EXERCISE DESCRIPTION:
Transcribe only what runs from the line containing "Output a JSON" through the final line below, exactly, and leave every picture out.

(Entries from a visual dataset)
** BEGIN **
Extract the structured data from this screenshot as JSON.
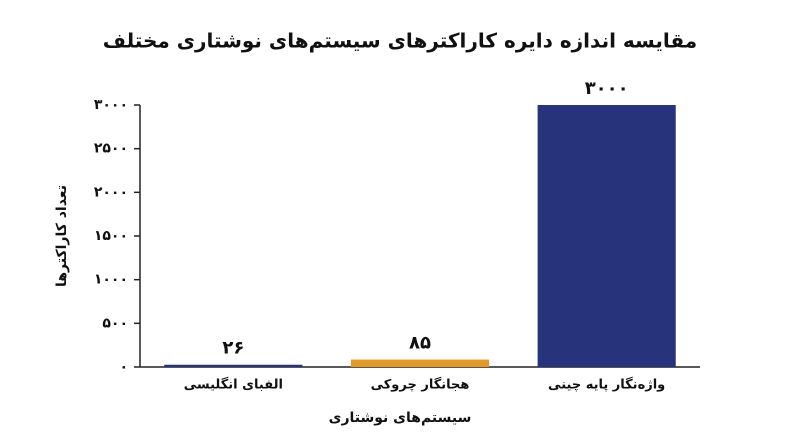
{
  "chart_data": {
    "type": "bar",
    "title": "مقایسه اندازه دایره کاراکترهای سیستم‌های نوشتاری مختلف",
    "x_label": "سیستم‌های نوشتاری",
    "y_label": "تعداد کاراکترها",
    "categories": [
      "الفبای انگلیسی",
      "هجانگار چروکی",
      "واژه‌نگار پایه چینی"
    ],
    "values": [
      26,
      85,
      3000
    ],
    "value_labels": [
      "۲۶",
      "۸۵",
      "۳۰۰۰"
    ],
    "colors": [
      "#27337a",
      "#e29b29",
      "#27337a"
    ],
    "ylim": [
      0,
      3000
    ],
    "yticks": [
      {
        "value": 0,
        "label": "۰"
      },
      {
        "value": 500,
        "label": "۵۰۰"
      },
      {
        "value": 1000,
        "label": "۱۰۰۰"
      },
      {
        "value": 1500,
        "label": "۱۵۰۰"
      },
      {
        "value": 2000,
        "label": "۲۰۰۰"
      },
      {
        "value": 2500,
        "label": "۲۵۰۰"
      },
      {
        "value": 3000,
        "label": "۳۰۰۰"
      }
    ],
    "grid": false
  }
}
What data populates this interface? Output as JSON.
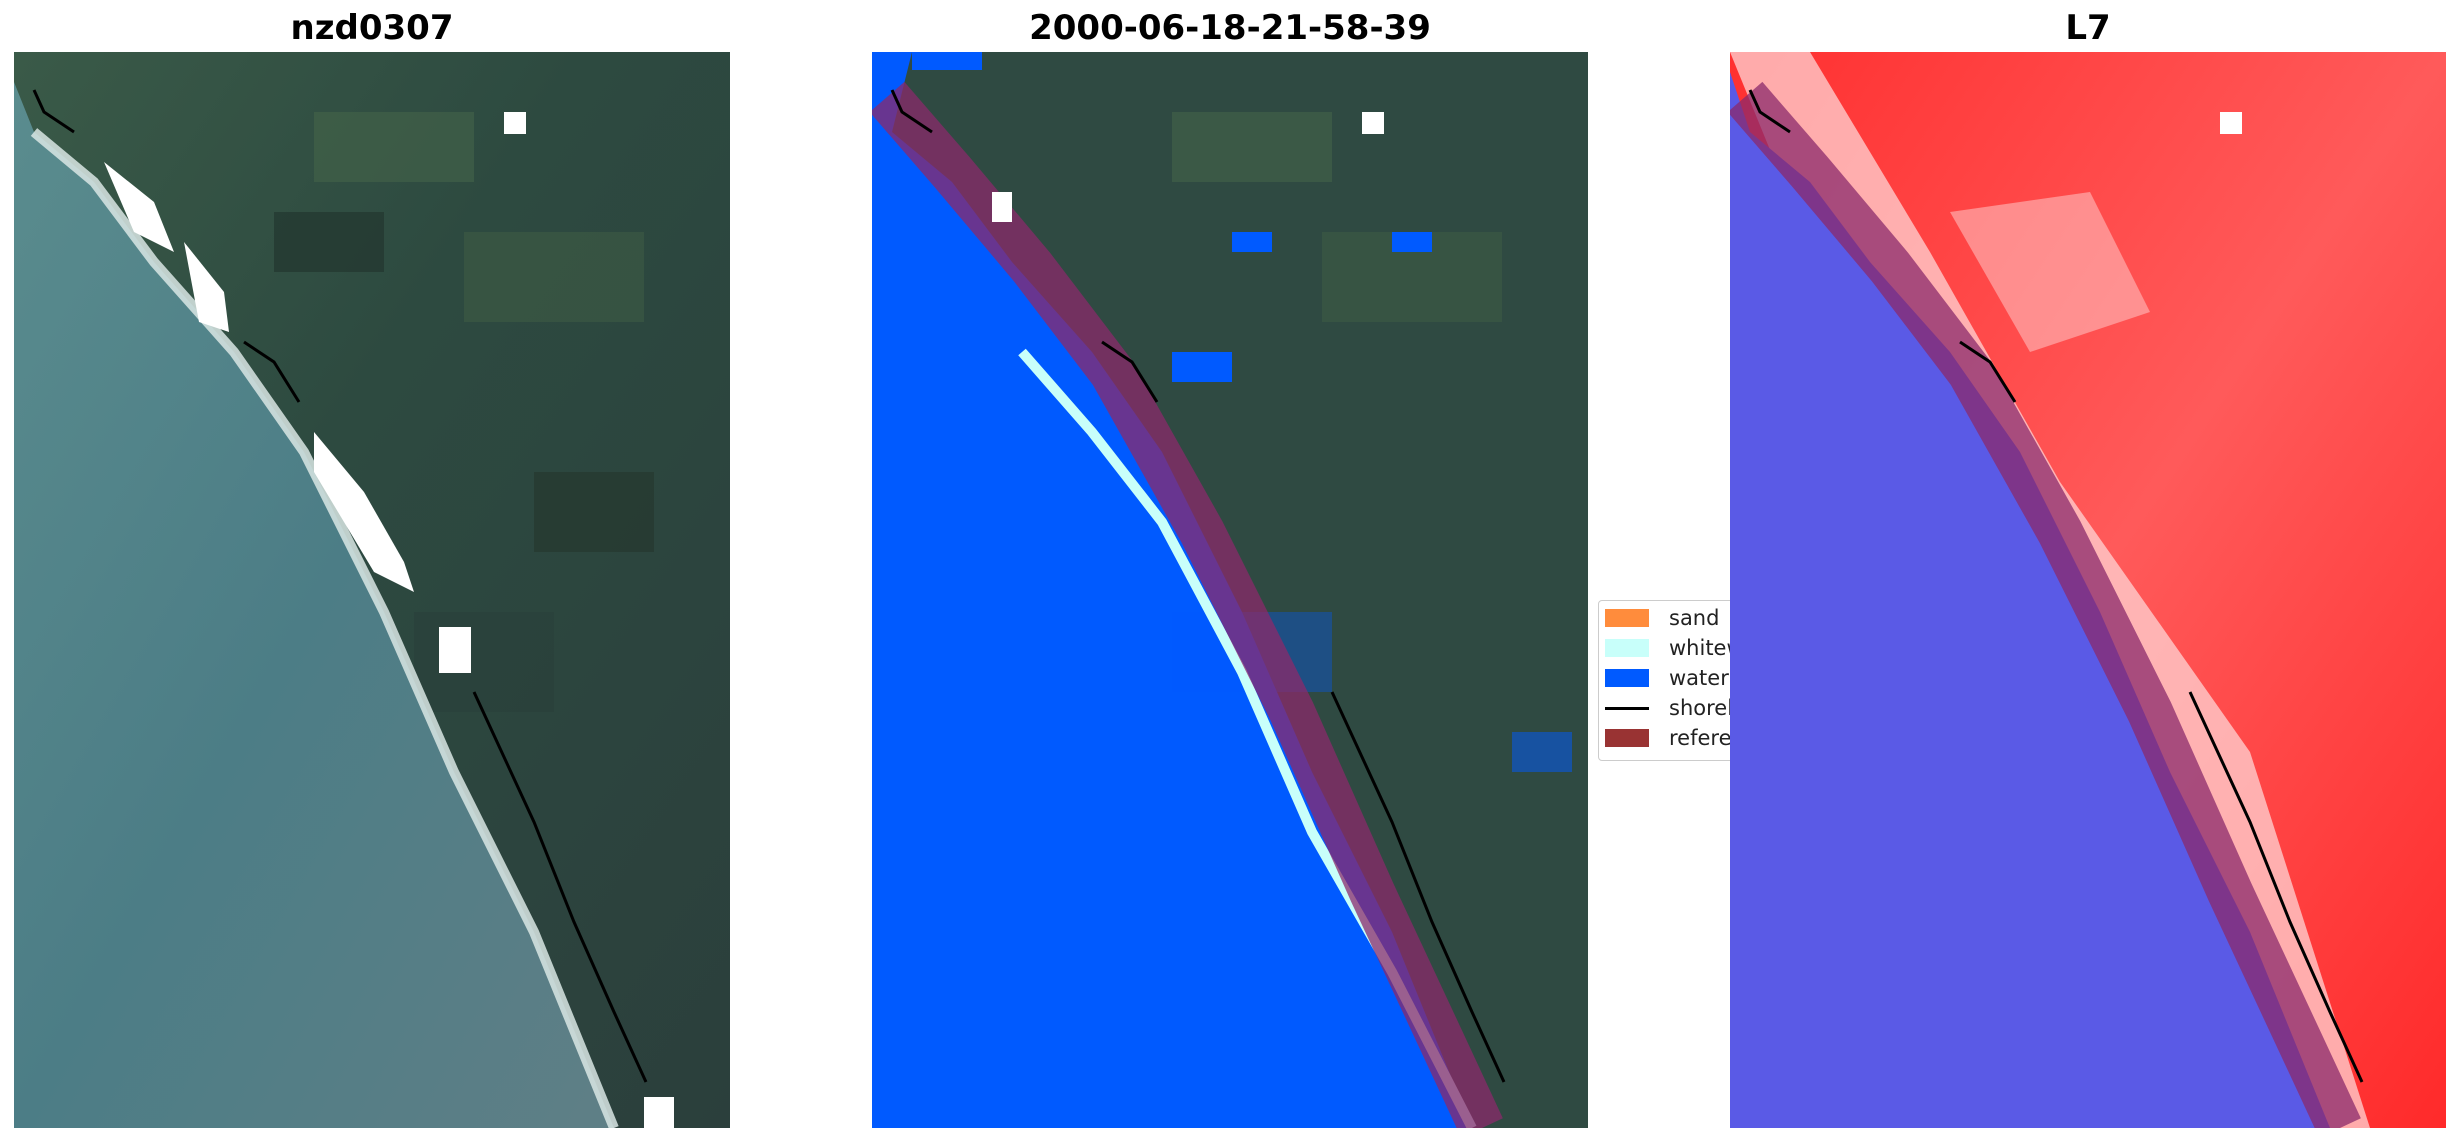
{
  "panels": [
    {
      "title": "nzd0307"
    },
    {
      "title": "2000-06-18-21-58-39"
    },
    {
      "title": "L7"
    }
  ],
  "legend": {
    "items": [
      {
        "label": "sand",
        "color": "#ff8c3c"
      },
      {
        "label": "whitew",
        "color": "#c8fffa"
      },
      {
        "label": "water",
        "color": "#005aff"
      },
      {
        "label": "shorel",
        "color": "#000000"
      },
      {
        "label": "referen",
        "color": "#993333"
      }
    ]
  },
  "colors": {
    "ocean": "#4f7e86",
    "land": "#2f4a42",
    "water_class": "#005aff",
    "reference_buffer": "#8b2a6b",
    "index_water": "#5a5ae6",
    "index_land": "#ff2a2a"
  }
}
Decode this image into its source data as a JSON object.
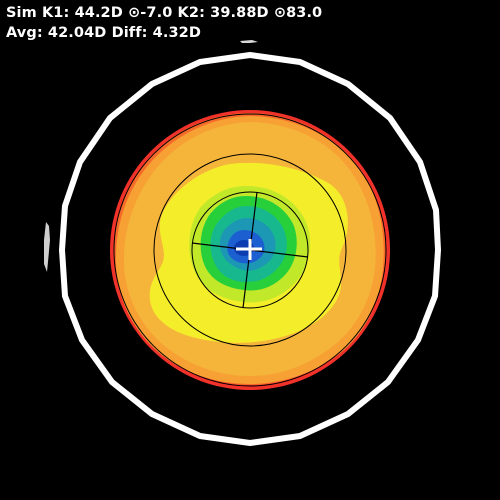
{
  "readout": {
    "sim_k1_label": "Sim K1:",
    "sim_k1_value": "44.2D",
    "k1_axis_symbol": "⊙",
    "k1_axis_value": "-7.0",
    "k2_label": "K2:",
    "k2_value": "39.88D",
    "k2_axis_symbol": "⊙",
    "k2_axis_value": "83.0",
    "avg_label": "Avg:",
    "avg_value": "42.04D",
    "diff_label": "Diff:",
    "diff_value": "4.32D"
  },
  "colors": {
    "background": "#000000",
    "text": "#ffffff",
    "outer_ring": "#ffffff",
    "zone_outer_red": "#f0322a",
    "zone_orange_red": "#f76b2a",
    "zone_orange": "#f7a034",
    "zone_light_orange": "#f5c33a",
    "zone_yellow": "#f4ee2a",
    "zone_yellow_green": "#c2e82a",
    "zone_green": "#27cf3b",
    "zone_teal": "#18b88e",
    "zone_blue_green": "#1c97b4",
    "zone_blue": "#1c5fd0",
    "zone_center": "#0b3db0",
    "grid_lines": "#000000",
    "reticle": "#ffffff"
  }
}
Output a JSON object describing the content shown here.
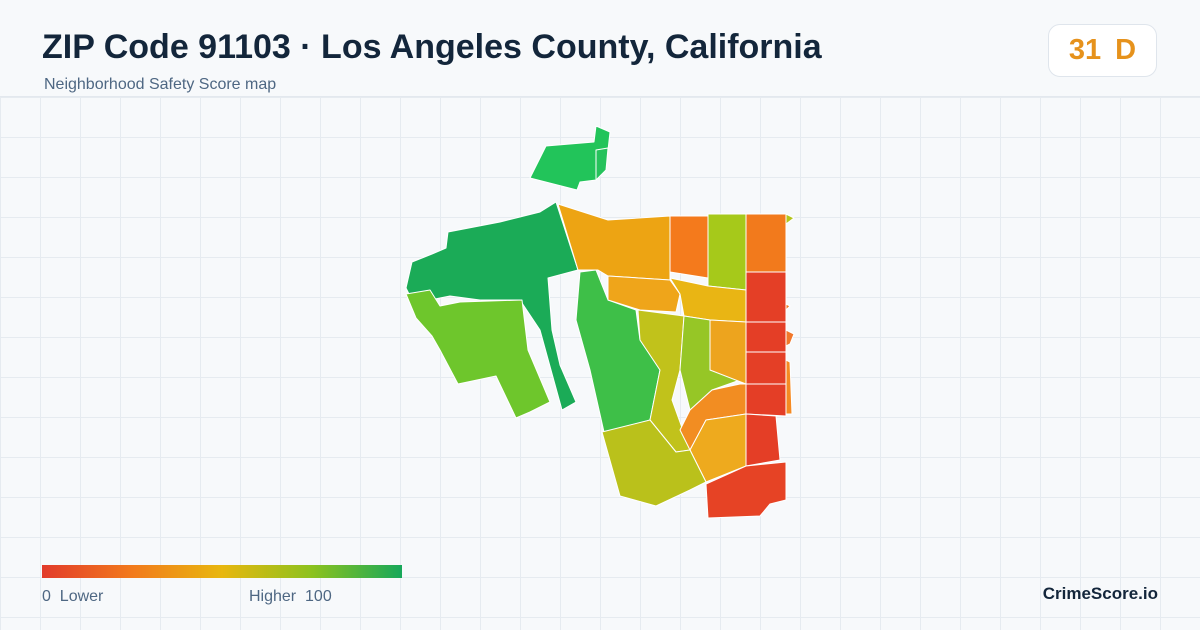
{
  "header": {
    "title": "ZIP Code 91103 · Los Angeles County, California",
    "subtitle": "Neighborhood Safety Score map"
  },
  "score": {
    "value": "31",
    "grade": "D",
    "color": "#e6921c"
  },
  "legend": {
    "min": "0",
    "min_label": "Lower",
    "max_label": "Higher",
    "max": "100",
    "colors": [
      "#e23b2b",
      "#f27a1c",
      "#e8b70f",
      "#8cc21e",
      "#17a85a"
    ]
  },
  "brand": "CrimeScore.io"
}
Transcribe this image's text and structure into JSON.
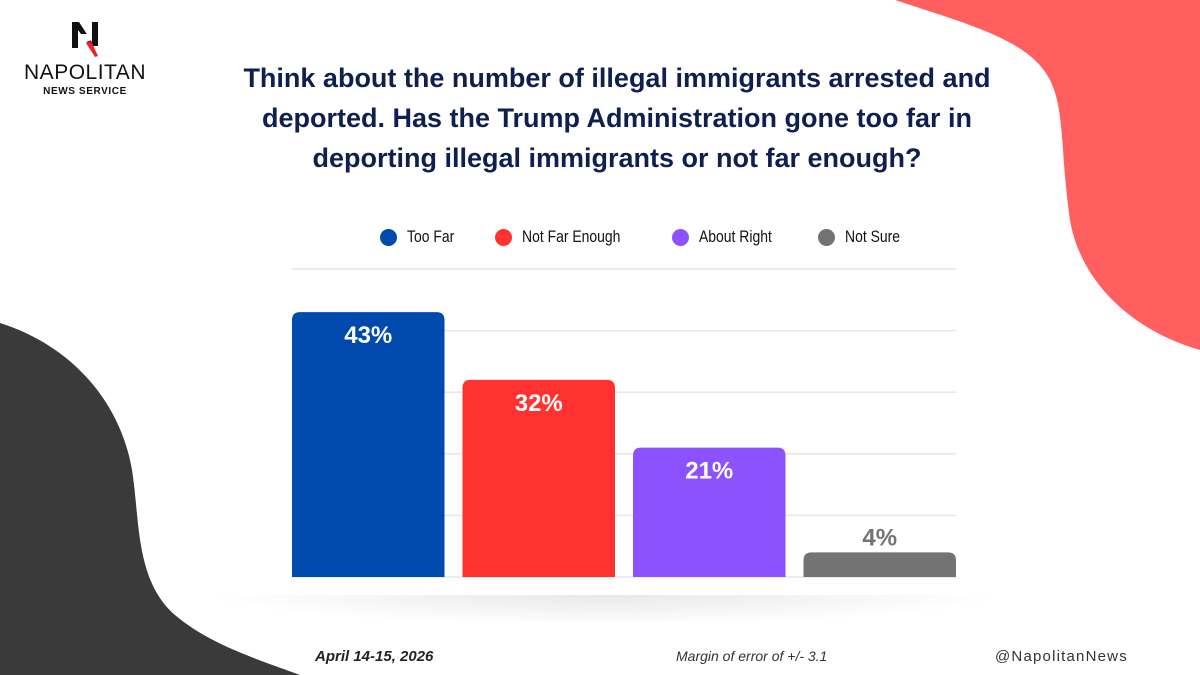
{
  "brand": {
    "name": "NAPOLITAN",
    "subtitle": "NEWS SERVICE",
    "logo_icon": "napolitan-n-eagle-logo"
  },
  "colors": {
    "title": "#0f1f4f",
    "accent_red_shape": "#ff5f5f",
    "accent_dark_shape": "#3a3a3a"
  },
  "footer": {
    "date": "April 14-15, 2026",
    "margin_of_error": "Margin of error of +/- 3.1",
    "handle": "@NapolitanNews"
  },
  "chart_data": {
    "type": "bar",
    "title": "Think about the number of illegal immigrants arrested and deported. Has the Trump Administration gone too far in deporting illegal immigrants or not far enough?",
    "categories": [
      "Too Far",
      "Not Far Enough",
      "About Right",
      "Not Sure"
    ],
    "values": [
      43,
      32,
      21,
      4
    ],
    "data_labels": [
      "43%",
      "32%",
      "21%",
      "4%"
    ],
    "colors": [
      "#004aad",
      "#ff3131",
      "#8c52ff",
      "#737373"
    ],
    "legend": [
      {
        "label": "Too Far",
        "color": "#004aad"
      },
      {
        "label": "Not Far Enough",
        "color": "#ff3131"
      },
      {
        "label": "About Right",
        "color": "#8c52ff"
      },
      {
        "label": "Not Sure",
        "color": "#737373"
      }
    ],
    "legend_position": "top-center",
    "xlabel": "",
    "ylabel": "",
    "ylim": [
      0,
      50
    ],
    "grid": true,
    "gridline_values": [
      0,
      10,
      20,
      30,
      40,
      50
    ],
    "y_tick_labels_visible": false,
    "unit": "%"
  }
}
** END **
THE REPLY:
Output a JSON object describing the content shown here.
{
  "header": {
    "title": "ZIP Code 91103 · Los Angeles County, California",
    "subtitle": "Neighborhood Safety Score map"
  },
  "score": {
    "value": "31",
    "grade": "D",
    "color": "#e6921c"
  },
  "legend": {
    "min": "0",
    "min_label": "Lower",
    "max_label": "Higher",
    "max": "100",
    "colors": [
      "#e23b2b",
      "#f27a1c",
      "#e8b70f",
      "#8cc21e",
      "#17a85a"
    ]
  },
  "brand": "CrimeScore.io"
}
Transcribe this image's text and structure into JSON.
{
  "brand": {
    "name": "NAPOLITAN",
    "subtitle": "NEWS SERVICE",
    "logo_icon": "napolitan-n-eagle-logo"
  },
  "colors": {
    "title": "#0f1f4f",
    "accent_red_shape": "#ff5f5f",
    "accent_dark_shape": "#3a3a3a"
  },
  "footer": {
    "date": "April 14-15, 2026",
    "margin_of_error": "Margin of error of +/- 3.1",
    "handle": "@NapolitanNews"
  },
  "chart_data": {
    "type": "bar",
    "title": "Think about the number of illegal immigrants arrested and deported. Has the Trump Administration gone too far in deporting illegal immigrants or not far enough?",
    "categories": [
      "Too Far",
      "Not Far Enough",
      "About Right",
      "Not Sure"
    ],
    "values": [
      43,
      32,
      21,
      4
    ],
    "data_labels": [
      "43%",
      "32%",
      "21%",
      "4%"
    ],
    "colors": [
      "#004aad",
      "#ff3131",
      "#8c52ff",
      "#737373"
    ],
    "legend": [
      {
        "label": "Too Far",
        "color": "#004aad"
      },
      {
        "label": "Not Far Enough",
        "color": "#ff3131"
      },
      {
        "label": "About Right",
        "color": "#8c52ff"
      },
      {
        "label": "Not Sure",
        "color": "#737373"
      }
    ],
    "legend_position": "top-center",
    "xlabel": "",
    "ylabel": "",
    "ylim": [
      0,
      50
    ],
    "grid": true,
    "gridline_values": [
      0,
      10,
      20,
      30,
      40,
      50
    ],
    "y_tick_labels_visible": false,
    "unit": "%"
  }
}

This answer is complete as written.